Which lines below hold the word "creamy"? Copy all of them.

════

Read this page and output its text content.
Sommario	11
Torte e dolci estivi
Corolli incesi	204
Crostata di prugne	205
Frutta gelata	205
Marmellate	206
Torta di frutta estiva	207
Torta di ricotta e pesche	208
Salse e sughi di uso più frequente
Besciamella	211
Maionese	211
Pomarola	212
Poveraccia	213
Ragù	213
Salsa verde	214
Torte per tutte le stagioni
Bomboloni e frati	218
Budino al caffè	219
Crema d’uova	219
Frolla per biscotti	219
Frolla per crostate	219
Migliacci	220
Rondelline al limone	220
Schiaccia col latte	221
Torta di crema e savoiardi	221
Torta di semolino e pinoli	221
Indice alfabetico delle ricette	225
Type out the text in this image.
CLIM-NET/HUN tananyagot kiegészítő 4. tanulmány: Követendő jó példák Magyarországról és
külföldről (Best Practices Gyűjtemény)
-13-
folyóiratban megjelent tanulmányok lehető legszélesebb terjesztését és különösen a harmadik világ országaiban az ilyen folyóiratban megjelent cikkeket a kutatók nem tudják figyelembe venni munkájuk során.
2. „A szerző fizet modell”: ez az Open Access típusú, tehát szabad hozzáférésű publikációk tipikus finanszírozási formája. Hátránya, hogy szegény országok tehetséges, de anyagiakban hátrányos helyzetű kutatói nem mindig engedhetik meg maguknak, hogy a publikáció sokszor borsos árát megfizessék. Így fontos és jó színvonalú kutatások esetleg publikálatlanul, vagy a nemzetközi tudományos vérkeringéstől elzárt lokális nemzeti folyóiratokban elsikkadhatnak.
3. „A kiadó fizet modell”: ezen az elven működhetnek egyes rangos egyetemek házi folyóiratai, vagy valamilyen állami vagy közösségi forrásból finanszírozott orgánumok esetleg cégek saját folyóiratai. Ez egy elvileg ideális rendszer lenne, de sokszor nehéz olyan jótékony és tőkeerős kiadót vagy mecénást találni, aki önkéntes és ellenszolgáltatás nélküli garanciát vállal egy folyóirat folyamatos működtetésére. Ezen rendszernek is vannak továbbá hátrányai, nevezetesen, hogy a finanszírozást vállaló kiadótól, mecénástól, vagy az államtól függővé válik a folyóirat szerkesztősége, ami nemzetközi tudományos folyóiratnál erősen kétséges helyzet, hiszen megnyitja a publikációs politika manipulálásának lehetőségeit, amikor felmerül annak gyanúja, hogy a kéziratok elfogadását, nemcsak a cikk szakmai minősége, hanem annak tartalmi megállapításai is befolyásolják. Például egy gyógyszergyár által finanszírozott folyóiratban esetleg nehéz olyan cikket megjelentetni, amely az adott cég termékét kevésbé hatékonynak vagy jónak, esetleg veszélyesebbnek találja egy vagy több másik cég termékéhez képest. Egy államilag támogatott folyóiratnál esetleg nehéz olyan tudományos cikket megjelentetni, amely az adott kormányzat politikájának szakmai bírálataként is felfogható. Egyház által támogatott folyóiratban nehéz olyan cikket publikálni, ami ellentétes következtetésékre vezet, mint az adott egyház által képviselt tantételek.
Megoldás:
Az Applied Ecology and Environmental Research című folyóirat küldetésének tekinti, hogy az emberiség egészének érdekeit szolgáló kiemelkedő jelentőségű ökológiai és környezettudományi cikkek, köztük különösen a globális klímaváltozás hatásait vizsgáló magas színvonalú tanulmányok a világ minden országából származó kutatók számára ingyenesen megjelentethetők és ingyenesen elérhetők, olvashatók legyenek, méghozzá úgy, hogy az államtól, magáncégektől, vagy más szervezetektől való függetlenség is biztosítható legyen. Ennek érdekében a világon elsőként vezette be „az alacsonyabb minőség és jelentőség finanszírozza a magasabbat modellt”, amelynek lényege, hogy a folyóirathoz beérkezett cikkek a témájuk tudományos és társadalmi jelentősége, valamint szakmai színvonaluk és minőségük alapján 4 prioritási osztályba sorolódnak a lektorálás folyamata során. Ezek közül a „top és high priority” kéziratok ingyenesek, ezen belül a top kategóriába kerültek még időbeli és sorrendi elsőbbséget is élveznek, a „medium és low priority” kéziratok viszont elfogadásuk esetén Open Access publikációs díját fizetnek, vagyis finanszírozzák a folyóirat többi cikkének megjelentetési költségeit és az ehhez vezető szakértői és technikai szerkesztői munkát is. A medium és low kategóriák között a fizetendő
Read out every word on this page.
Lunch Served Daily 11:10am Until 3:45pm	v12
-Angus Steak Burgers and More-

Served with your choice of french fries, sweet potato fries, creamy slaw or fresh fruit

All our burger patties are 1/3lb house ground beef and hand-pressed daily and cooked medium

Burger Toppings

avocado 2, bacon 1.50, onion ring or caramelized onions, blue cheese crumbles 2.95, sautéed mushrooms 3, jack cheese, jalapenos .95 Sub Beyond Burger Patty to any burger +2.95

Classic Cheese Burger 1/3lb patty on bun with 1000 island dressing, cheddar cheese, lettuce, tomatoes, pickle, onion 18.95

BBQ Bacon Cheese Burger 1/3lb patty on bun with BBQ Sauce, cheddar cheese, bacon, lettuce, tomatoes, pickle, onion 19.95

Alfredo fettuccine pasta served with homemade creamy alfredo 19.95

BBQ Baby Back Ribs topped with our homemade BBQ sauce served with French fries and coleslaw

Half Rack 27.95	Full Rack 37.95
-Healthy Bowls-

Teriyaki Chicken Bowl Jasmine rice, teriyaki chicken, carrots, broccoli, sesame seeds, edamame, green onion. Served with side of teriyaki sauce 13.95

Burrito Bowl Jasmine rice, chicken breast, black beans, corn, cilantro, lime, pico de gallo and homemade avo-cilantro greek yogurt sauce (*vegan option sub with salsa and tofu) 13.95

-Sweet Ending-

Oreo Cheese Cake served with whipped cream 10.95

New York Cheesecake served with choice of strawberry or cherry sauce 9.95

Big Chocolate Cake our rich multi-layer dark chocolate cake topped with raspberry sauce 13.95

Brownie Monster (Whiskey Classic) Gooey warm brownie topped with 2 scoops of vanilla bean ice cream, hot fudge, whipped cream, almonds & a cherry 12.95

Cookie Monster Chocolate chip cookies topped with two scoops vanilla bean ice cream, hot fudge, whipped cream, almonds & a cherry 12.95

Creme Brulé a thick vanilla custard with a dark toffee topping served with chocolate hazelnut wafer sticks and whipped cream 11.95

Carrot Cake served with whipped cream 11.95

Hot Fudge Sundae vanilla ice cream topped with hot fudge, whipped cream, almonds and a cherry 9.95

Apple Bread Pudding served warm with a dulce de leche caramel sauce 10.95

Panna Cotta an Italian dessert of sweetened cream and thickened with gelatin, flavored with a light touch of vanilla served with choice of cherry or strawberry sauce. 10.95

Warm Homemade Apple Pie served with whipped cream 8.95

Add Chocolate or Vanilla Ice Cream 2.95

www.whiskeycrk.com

════

◆ Answer for the task ◆
Served with your choice of french fries, sweet potato fries, creamy slaw or fresh fruit
Alfredo fettuccine pasta served with homemade creamy alfredo 19.95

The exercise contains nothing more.